(Records excerpted from a collection)
┌────────
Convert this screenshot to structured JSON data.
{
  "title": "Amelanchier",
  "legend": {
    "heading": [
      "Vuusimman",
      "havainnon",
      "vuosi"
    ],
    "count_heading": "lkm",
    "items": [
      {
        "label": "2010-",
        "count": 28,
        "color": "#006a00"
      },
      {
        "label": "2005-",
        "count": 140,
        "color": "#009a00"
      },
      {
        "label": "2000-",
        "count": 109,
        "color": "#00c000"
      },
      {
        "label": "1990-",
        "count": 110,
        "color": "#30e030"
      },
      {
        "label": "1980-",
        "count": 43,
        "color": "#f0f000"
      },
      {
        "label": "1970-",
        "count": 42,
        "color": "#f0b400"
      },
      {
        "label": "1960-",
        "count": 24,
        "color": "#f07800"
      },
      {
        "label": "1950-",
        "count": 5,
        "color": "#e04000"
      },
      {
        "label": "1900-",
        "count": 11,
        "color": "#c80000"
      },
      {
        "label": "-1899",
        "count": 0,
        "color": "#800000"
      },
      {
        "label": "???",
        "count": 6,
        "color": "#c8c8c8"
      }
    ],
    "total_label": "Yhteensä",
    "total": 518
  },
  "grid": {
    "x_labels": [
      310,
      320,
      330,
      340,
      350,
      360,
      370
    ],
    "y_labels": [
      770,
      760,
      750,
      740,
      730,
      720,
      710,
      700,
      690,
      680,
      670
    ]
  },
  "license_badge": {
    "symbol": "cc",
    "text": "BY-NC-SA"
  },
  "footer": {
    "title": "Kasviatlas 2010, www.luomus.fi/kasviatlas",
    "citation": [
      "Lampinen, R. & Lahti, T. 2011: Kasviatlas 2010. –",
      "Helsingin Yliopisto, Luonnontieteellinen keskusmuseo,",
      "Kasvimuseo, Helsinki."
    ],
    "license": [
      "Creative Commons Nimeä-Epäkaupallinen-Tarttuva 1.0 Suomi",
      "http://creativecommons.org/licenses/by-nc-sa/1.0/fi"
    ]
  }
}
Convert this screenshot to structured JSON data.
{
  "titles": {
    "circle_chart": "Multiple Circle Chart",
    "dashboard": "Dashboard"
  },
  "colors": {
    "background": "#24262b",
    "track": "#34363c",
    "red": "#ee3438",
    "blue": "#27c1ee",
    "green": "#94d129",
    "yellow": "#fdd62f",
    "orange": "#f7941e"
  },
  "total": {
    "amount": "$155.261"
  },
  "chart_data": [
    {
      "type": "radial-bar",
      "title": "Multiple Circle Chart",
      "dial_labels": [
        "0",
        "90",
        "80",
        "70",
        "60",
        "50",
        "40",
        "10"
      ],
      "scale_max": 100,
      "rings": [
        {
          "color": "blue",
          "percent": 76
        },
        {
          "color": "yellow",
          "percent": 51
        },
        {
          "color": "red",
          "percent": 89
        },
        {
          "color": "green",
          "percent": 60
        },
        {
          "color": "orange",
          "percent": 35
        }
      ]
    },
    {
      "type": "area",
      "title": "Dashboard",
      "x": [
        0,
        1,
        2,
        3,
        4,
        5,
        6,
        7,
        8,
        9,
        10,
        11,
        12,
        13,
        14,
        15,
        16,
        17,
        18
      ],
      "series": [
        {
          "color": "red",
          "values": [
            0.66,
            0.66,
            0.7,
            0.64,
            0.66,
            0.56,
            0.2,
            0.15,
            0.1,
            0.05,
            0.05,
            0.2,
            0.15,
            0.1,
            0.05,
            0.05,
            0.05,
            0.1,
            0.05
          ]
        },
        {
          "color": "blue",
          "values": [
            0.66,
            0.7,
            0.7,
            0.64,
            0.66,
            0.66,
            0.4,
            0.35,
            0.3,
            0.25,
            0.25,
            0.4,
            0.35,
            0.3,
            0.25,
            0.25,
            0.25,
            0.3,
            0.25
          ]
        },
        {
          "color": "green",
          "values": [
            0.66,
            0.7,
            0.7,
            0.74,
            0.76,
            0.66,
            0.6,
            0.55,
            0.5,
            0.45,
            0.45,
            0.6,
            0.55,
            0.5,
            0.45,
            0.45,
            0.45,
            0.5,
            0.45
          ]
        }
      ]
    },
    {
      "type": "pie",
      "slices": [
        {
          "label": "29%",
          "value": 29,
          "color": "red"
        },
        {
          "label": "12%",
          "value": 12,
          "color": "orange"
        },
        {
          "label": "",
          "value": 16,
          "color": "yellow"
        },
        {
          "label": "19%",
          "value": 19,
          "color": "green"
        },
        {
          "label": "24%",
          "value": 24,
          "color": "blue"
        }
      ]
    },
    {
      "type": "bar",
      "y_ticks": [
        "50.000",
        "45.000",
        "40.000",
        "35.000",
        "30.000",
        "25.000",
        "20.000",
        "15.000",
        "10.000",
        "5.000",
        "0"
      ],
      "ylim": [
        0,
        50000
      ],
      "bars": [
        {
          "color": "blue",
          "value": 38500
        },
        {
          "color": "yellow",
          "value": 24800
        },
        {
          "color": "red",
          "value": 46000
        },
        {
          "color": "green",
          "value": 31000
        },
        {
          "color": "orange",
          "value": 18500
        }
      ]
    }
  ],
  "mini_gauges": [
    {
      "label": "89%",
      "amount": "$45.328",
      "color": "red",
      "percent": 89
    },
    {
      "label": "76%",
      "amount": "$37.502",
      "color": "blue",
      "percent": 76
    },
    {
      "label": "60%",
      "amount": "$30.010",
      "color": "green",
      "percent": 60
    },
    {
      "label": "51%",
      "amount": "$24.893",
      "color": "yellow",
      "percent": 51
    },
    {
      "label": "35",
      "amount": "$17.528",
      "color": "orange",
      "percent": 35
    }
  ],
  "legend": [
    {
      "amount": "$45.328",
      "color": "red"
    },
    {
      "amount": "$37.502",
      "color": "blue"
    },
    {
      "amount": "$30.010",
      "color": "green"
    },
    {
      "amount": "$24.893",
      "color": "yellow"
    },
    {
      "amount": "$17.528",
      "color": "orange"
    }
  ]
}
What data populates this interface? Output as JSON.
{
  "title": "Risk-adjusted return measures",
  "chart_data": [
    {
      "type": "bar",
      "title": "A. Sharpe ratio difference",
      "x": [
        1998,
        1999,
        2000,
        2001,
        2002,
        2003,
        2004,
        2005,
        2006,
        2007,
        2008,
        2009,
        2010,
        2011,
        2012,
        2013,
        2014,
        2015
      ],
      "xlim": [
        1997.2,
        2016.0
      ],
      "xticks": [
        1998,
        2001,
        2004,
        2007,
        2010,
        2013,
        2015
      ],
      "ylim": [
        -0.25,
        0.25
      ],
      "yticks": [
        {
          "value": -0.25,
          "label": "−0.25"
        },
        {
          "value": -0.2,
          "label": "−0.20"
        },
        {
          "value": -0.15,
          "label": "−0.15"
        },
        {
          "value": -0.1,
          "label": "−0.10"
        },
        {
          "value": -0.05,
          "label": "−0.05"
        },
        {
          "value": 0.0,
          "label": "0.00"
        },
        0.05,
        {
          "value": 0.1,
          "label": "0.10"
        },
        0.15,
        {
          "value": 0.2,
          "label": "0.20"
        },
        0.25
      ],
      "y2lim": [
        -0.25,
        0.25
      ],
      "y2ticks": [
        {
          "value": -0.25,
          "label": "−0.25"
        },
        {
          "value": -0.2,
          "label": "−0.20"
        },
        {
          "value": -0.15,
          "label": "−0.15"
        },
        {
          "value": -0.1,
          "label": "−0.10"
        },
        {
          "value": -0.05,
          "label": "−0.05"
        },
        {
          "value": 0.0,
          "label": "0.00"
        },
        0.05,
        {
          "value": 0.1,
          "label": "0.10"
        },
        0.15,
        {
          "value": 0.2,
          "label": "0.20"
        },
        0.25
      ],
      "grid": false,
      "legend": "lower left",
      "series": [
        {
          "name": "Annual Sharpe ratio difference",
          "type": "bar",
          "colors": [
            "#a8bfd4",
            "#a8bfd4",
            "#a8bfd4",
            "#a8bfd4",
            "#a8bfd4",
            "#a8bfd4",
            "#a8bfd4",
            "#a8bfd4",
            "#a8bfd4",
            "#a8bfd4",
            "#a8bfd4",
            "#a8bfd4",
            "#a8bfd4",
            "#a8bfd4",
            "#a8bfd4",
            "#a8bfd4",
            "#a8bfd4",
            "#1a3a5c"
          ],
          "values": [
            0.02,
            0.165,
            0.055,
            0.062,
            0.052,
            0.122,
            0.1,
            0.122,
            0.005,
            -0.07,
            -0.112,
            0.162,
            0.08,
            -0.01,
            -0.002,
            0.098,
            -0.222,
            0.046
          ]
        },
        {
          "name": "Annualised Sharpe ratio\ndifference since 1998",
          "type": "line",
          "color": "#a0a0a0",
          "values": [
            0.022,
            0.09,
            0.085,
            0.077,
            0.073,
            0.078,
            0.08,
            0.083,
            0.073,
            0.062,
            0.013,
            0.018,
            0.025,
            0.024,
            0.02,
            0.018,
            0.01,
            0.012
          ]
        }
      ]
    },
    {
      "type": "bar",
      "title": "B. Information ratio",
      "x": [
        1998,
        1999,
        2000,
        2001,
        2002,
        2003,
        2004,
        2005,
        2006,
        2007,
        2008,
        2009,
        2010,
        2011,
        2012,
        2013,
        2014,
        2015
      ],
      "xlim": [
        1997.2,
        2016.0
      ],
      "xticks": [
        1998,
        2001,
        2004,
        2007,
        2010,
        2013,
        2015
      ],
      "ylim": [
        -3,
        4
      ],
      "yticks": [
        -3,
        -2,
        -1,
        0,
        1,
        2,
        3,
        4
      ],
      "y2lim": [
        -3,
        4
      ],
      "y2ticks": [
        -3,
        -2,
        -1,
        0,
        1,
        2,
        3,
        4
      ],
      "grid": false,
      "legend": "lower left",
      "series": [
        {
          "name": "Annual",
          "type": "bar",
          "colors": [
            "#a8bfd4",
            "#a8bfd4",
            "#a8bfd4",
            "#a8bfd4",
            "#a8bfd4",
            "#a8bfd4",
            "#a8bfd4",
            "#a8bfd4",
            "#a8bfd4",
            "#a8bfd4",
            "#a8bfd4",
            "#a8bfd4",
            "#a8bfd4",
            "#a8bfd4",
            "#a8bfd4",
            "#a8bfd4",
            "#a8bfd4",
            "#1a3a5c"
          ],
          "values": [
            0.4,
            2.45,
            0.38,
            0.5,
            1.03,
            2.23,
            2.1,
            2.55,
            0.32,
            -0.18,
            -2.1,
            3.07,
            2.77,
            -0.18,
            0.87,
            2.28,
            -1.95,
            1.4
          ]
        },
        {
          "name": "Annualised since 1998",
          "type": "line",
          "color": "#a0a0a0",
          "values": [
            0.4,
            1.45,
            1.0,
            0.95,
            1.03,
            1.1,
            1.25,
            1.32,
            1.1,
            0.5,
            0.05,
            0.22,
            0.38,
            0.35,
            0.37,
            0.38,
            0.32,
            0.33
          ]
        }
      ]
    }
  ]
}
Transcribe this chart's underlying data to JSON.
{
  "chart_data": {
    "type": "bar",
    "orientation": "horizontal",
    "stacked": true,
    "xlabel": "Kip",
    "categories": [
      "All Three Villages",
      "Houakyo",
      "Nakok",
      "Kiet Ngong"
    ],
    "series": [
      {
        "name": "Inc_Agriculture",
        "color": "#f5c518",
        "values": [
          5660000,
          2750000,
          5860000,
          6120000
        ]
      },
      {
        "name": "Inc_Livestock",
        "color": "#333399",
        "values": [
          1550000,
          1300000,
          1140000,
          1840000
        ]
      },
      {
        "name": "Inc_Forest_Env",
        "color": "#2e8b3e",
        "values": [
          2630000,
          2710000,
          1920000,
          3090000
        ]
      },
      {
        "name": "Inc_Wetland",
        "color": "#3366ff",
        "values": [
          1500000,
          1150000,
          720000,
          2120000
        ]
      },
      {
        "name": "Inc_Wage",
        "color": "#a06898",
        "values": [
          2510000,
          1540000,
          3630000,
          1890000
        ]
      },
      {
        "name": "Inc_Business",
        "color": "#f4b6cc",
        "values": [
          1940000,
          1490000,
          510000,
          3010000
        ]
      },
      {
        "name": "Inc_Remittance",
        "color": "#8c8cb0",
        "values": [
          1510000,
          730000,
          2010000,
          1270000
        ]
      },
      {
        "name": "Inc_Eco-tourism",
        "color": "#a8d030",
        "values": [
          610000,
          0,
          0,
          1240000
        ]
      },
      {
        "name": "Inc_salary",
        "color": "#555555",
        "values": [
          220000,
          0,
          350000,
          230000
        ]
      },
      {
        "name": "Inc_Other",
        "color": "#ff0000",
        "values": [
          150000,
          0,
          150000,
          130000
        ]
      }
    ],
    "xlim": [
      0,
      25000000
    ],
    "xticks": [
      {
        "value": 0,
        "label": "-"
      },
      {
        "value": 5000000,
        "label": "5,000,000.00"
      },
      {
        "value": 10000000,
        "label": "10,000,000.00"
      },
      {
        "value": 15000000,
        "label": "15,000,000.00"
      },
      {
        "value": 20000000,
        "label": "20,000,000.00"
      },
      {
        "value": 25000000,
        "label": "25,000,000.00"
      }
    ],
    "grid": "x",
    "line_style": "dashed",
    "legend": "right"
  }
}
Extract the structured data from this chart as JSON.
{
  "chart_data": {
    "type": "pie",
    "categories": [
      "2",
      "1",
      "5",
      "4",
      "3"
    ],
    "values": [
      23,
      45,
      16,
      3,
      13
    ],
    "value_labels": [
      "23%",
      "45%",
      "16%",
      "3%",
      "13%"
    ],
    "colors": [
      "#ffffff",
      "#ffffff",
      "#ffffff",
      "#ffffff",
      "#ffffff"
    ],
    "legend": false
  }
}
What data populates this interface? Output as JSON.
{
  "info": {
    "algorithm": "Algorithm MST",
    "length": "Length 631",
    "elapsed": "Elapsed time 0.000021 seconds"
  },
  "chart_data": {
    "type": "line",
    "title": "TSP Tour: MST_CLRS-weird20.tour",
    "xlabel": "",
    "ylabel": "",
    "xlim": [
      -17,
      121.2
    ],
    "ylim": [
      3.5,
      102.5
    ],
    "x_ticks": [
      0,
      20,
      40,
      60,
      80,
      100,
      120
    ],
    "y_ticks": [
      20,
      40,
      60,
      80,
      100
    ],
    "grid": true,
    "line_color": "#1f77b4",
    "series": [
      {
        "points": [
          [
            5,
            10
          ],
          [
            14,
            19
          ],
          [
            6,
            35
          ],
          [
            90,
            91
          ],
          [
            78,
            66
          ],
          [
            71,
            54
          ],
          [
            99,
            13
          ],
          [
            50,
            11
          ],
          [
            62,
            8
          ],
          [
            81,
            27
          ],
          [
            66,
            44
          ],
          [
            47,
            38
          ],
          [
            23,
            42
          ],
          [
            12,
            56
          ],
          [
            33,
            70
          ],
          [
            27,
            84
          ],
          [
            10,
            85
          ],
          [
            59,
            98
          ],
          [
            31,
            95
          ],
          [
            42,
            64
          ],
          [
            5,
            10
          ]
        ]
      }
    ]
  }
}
└────────
Say how many lines in the records contain the string "orange", and say nothing else.

▸ Written response
6